Set problem – Leave out the images; return the rest of the data exactly.

Records contained in a dataset
_ _ _
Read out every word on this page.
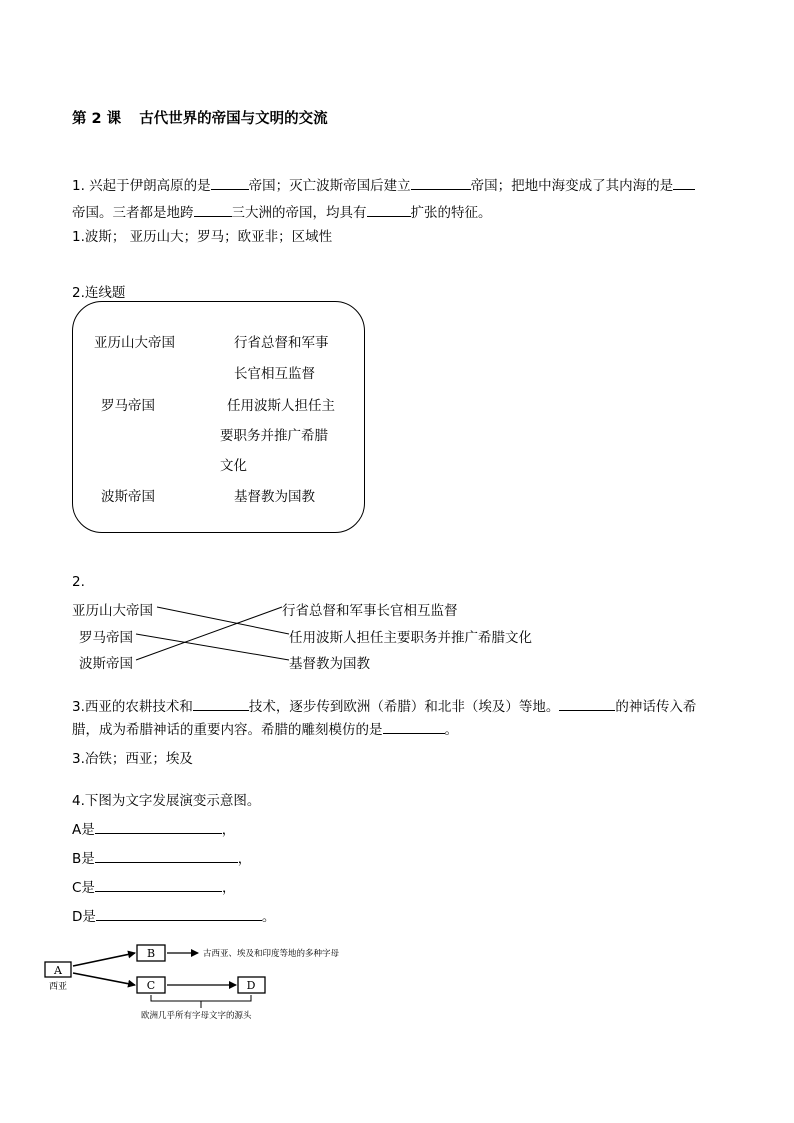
第 2 课 古代世界的帝国与文明的交流
1. 兴起于伊朗高原的是	帝国；灭亡波斯帝国后建立	帝国；把地中海变成了其内海的是
帝国。三者都是地跨	三大洲的帝国，均具有	扩张的特征。
1.波斯； 亚历山大；罗马；欧亚非；区域性
2.连线题
亚历山大帝国
罗马帝国
波斯帝国
行省总督和军事
长官相互监督
任用波斯人担任主
要职务并推广希腊
文化
基督教为国教
2.
亚历山大帝国
罗马帝国
波斯帝国
行省总督和军事长官相互监督
任用波斯人担任主要职务并推广希腊文化
基督教为国教
3.西亚的农耕技术和	技术，逐步传到欧洲（希腊）和北非（埃及）等地。	的神话传入希
腊，成为希腊神话的重要内容。希腊的雕刻模仿的是	。
3.冶铁；西亚；埃及
4.下图为文字发展演变示意图。
A是	，
B是	，
C是	，
D是	。
A
西亚
B
C	D
古西亚、埃及和印度等地的多种字母
欧洲几乎所有字母文字的源头
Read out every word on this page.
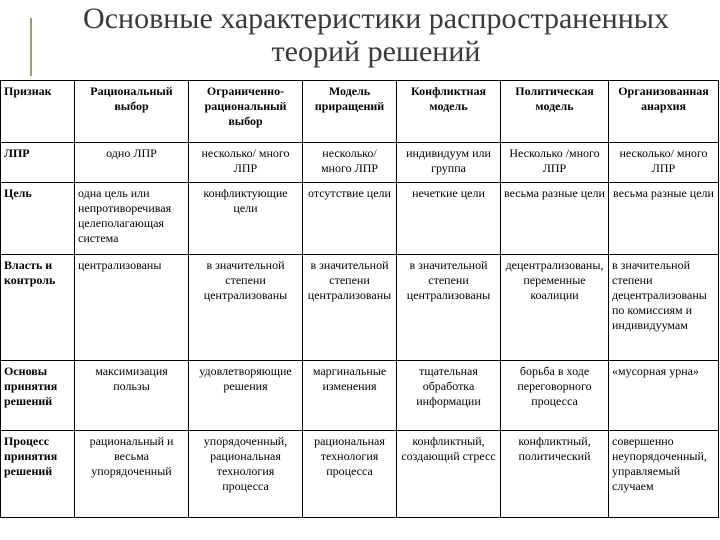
Основные характеристики распространенных теорий решений
Признак	Рациональный выбор	Ограниченно-рациональный выбор	Модель приращений	Конфликтная модель	Политическая модель	Организованная анархия
ЛПР	одно ЛПР	несколько/ много ЛПР	несколько/ много ЛПР	индивидуум или группа	Несколько /много ЛПР	несколько/ много ЛПР
Цель	одна цель или непротиворечивая целеполагающая система	конфликтующие цели	отсутствие цели	нечеткие цели	весьма разные цели	весьма разные цели
Власть и контроль	централизованы	в значительной степени централизованы	в значительной степени централизованы	в значительной степени централизованы	децентрализованы, переменные коалиции	в значительной степени децентрализованы по комиссиям и индивидуумам
Основы принятия решений	максимизация пользы	удовлетворяющие решения	маргинальные изменения	тщательная обработка информации	борьба в ходе переговорного процесса	«мусорная урна»
Процесс принятия решений	рациональный и весьма упорядоченный	упорядоченный, рациональная технология процесса	рациональная технология процесса	конфликтный, создающий стресс	конфликтный, политический	совершенно неупорядоченный, управляемый случаем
_ _ _
Result of the exercise –
Read out every word on this page.
第 2 课 古代世界的帝国与文明的交流
1. 兴起于伊朗高原的是	帝国；灭亡波斯帝国后建立	帝国；把地中海变成了其内海的是
帝国。三者都是地跨	三大洲的帝国，均具有	扩张的特征。
1.波斯； 亚历山大；罗马；欧亚非；区域性
2.连线题
亚历山大帝国
罗马帝国
波斯帝国
行省总督和军事
长官相互监督
任用波斯人担任主
要职务并推广希腊
文化
基督教为国教
2.
亚历山大帝国
罗马帝国
波斯帝国
行省总督和军事长官相互监督
任用波斯人担任主要职务并推广希腊文化
基督教为国教
3.西亚的农耕技术和	技术，逐步传到欧洲（希腊）和北非（埃及）等地。	的神话传入希
腊，成为希腊神话的重要内容。希腊的雕刻模仿的是	。
3.冶铁；西亚；埃及
4.下图为文字发展演变示意图。
A是	，
B是	，
C是	，
D是	。
A
西亚
B
C	D
古西亚、埃及和印度等地的多种字母
欧洲几乎所有字母文字的源头
Read out every word on this page.
Основные характеристики распространенных теорий решений
Признак	Рациональный выбор	Ограниченно-рациональный выбор	Модель приращений	Конфликтная модель	Политическая модель	Организованная анархия
ЛПР	одно ЛПР	несколько/ много ЛПР	несколько/ много ЛПР	индивидуум или группа	Несколько /много ЛПР	несколько/ много ЛПР
Цель	одна цель или непротиворечивая целеполагающая система	конфликтующие цели	отсутствие цели	нечеткие цели	весьма разные цели	весьма разные цели
Власть и контроль	централизованы	в значительной степени централизованы	в значительной степени централизованы	в значительной степени централизованы	децентрализованы, переменные коалиции	в значительной степени децентрализованы по комиссиям и индивидуумам
Основы принятия решений	максимизация пользы	удовлетворяющие решения	маргинальные изменения	тщательная обработка информации	борьба в ходе переговорного процесса	«мусорная урна»
Процесс принятия решений	рациональный и весьма упорядоченный	упорядоченный, рациональная технология процесса	рациональная технология процесса	конфликтный, создающий стресс	конфликтный, политический	совершенно неупорядоченный, управляемый случаем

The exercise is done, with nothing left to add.